<<<<

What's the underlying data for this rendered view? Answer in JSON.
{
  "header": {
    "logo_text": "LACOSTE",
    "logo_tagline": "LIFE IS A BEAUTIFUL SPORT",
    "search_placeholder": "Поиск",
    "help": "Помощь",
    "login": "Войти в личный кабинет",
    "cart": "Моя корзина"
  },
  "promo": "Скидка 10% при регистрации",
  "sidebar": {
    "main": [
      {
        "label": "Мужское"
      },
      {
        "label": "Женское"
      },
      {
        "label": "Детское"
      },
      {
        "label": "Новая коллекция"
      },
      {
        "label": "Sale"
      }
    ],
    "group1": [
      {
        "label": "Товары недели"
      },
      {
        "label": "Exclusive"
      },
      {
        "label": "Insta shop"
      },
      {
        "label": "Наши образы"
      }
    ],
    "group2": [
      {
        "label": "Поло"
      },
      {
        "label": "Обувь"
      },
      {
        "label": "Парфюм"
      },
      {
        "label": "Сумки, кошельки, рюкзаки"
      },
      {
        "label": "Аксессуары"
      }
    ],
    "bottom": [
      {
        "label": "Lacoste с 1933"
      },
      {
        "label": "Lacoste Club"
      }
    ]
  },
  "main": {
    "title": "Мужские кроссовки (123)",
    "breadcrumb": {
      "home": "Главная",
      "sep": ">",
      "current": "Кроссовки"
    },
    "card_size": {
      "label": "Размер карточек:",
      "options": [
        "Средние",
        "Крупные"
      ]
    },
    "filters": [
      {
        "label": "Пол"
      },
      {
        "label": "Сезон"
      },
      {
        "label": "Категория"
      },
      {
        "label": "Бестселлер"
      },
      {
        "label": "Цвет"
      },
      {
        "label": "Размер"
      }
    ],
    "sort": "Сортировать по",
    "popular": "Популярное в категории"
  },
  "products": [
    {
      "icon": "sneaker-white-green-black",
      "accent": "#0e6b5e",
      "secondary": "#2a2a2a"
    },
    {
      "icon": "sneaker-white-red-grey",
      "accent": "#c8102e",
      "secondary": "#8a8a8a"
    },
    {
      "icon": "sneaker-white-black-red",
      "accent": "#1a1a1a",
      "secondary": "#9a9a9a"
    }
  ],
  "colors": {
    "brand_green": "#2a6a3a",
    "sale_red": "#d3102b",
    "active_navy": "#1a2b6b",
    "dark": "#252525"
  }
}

>>>>

Within the entries above, how many lines contain "icon"? Respond with the number only.

3